#### Dataset extract ####
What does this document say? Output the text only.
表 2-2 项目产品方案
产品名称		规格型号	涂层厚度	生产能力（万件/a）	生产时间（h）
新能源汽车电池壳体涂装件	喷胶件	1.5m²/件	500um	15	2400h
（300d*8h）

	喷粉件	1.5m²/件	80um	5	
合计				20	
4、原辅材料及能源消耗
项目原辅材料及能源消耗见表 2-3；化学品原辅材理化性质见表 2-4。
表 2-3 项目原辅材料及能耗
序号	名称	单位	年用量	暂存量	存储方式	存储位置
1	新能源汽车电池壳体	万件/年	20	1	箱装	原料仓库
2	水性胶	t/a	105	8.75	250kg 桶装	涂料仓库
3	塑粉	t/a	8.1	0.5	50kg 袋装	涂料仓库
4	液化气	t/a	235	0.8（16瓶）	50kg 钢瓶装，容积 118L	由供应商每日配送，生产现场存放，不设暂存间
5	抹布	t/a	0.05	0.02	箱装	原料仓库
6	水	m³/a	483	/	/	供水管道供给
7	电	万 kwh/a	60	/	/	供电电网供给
####
#### Dataset extract ####
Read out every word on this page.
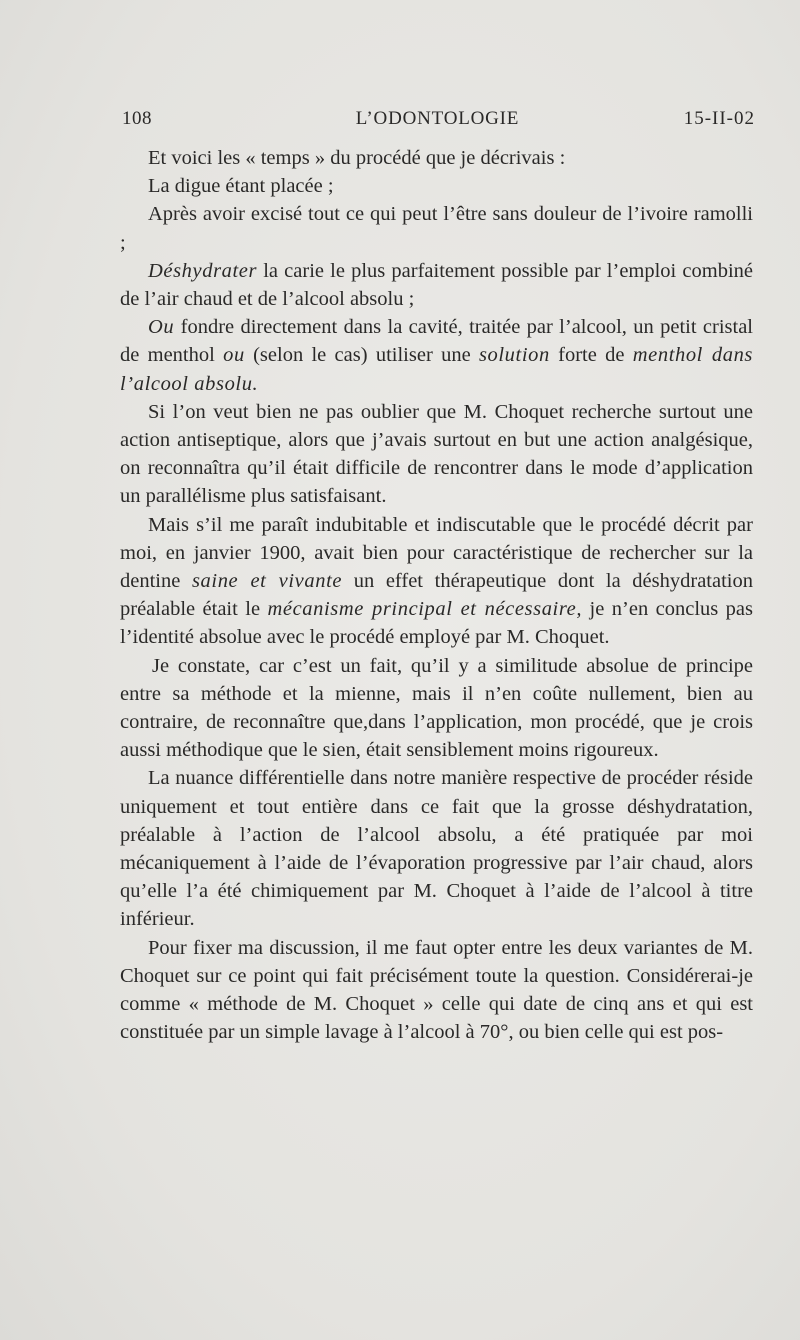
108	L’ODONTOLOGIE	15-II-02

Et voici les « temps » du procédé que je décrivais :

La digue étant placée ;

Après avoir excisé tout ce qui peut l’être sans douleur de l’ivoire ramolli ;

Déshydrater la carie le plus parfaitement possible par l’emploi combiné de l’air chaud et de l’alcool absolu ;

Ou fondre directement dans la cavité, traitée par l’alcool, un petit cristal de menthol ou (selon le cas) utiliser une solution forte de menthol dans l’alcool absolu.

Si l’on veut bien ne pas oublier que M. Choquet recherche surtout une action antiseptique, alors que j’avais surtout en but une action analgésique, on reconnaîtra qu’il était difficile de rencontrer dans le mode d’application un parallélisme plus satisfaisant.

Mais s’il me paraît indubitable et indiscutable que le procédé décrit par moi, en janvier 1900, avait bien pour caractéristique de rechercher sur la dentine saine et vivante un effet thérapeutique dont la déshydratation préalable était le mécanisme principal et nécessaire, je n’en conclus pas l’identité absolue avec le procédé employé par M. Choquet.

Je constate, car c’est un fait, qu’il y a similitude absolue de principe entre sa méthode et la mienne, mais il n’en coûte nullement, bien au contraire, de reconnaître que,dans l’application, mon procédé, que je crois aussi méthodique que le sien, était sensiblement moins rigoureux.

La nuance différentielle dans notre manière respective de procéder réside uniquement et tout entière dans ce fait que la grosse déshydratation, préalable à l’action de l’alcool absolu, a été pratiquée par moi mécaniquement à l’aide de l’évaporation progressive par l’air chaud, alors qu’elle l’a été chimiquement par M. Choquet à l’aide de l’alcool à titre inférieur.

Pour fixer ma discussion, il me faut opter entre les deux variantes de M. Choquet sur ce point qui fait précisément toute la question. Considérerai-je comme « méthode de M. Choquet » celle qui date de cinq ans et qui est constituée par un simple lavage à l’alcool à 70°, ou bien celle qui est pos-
####
* [Work to do]
Nothing but a number is needed here: how many lines hold the string "this"?

* [Written response]
2